--- Source passage ---

Fear And Ignorance In America

"And do not fear those who kill the body but cannot kill the soul; rather fear him who can destroy both soul and body in hell."    -St. Matthew 10:28

One night, as young teenagers, a friend and I watched a horror movie involving something to do with the devil possessing one of the protagonists of the film. That movie terrified me, but the dreams I had later that night terrified me more. Upon awaking the next morning, I knew that I didn't want to ever be possessed. What the movie had presented coupled with my profound ignorance of parts of my own faith and an irrational fear led me to an incredibly stupid and dangerous conclusion. I figured that to get into heaven, while avoiding any from the devil, I would be just a little bad. I had taken the devil's bait and I was never just a little bad. Have you ever done something similar?

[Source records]

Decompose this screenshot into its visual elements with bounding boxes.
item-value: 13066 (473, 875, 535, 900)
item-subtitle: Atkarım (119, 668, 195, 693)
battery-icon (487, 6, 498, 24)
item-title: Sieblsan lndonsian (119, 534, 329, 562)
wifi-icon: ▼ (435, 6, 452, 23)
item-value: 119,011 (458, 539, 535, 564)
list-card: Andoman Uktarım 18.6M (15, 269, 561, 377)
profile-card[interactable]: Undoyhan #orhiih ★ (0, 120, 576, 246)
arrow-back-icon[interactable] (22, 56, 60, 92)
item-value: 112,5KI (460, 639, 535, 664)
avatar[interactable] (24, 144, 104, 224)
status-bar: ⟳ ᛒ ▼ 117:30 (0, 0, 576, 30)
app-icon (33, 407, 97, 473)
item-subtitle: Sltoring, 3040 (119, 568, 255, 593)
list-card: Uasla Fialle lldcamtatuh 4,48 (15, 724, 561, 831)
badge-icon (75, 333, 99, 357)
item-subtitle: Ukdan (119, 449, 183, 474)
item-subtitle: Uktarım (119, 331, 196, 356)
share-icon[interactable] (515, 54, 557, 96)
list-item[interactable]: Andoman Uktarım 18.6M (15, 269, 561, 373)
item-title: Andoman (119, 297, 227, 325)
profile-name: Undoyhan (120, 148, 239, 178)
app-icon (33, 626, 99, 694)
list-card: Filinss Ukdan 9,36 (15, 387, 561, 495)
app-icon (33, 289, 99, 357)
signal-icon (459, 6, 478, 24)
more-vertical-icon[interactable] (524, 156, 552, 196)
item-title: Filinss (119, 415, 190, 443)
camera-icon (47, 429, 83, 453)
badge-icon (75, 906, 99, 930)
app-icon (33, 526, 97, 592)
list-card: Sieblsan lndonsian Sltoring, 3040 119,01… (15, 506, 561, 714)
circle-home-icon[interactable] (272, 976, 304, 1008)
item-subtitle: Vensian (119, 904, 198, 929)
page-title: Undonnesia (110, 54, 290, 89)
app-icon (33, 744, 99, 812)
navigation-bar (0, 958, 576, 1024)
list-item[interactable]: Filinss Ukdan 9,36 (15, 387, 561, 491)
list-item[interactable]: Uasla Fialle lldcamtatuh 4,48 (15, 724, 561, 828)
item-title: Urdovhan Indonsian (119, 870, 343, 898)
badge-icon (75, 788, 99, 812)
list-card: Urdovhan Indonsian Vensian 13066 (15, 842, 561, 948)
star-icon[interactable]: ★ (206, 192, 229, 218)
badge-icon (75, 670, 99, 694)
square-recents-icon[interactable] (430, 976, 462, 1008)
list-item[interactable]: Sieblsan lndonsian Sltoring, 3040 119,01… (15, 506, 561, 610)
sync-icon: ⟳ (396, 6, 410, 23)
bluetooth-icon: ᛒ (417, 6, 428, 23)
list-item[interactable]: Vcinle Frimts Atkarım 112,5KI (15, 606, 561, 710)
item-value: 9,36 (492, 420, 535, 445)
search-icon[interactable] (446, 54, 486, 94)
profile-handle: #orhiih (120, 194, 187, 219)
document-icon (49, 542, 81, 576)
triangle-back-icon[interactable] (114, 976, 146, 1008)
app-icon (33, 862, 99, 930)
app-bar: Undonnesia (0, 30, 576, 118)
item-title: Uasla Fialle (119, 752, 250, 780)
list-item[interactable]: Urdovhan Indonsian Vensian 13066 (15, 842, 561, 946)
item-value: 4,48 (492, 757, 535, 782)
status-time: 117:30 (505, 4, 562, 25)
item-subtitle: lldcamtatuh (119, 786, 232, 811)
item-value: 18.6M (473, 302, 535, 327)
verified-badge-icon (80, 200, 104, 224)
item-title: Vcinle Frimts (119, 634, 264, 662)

--- Tasks ---
A – Reproduce the part of the essay on fear and ignorance that opens with the words containing "One night, as" and closes with "done something similar?".
B – Give the part of the records that runs from their start through the line containing "status-bar: ⟳ ᛒ ▼ 117:30 (0, 0, 576, 30)", inclusive, as a JSON list of strings with one string per line and blank lines omitted, and include nothing else.

--- Task-by-task outputs ---
A –
One night, as young teenagers, a friend and I watched a horror movie involving something to do with the devil possessing one of the protagonists of the film. That movie terrified me, but the dreams I had later that night terrified me more. Upon awaking the next morning, I knew that I didn't want to ever be possessed. What the movie had presented coupled with my profound ignorance of parts of my own faith and an irrational fear led me to an incredibly stupid and dangerous conclusion. I figured that to get into heaven, while avoiding any from the devil, I would be just a little bad. I had taken the devil's bait and I was never just a little bad. Have you ever done something similar?

B –
[
  "Decompose this screenshot into its visual elements with bounding boxes.",
  "item-value: 13066 (473, 875, 535, 900)",
  "item-subtitle: Atkarım (119, 668, 195, 693)",
  "battery-icon (487, 6, 498, 24)",
  "item-title: Sieblsan lndonsian (119, 534, 329, 562)",
  "wifi-icon: ▼ (435, 6, 452, 23)",
  "item-value: 119,011 (458, 539, 535, 564)",
  "list-card: Andoman Uktarım 18.6M (15, 269, 561, 377)",
  "profile-card[interactable]: Undoyhan #orhiih ★ (0, 120, 576, 246)",
  "arrow-back-icon[interactable] (22, 56, 60, 92)",
  "item-value: 112,5KI (460, 639, 535, 664)",
  "avatar[interactable] (24, 144, 104, 224)",
  "status-bar: ⟳ ᛒ ▼ 117:30 (0, 0, 576, 30)"
]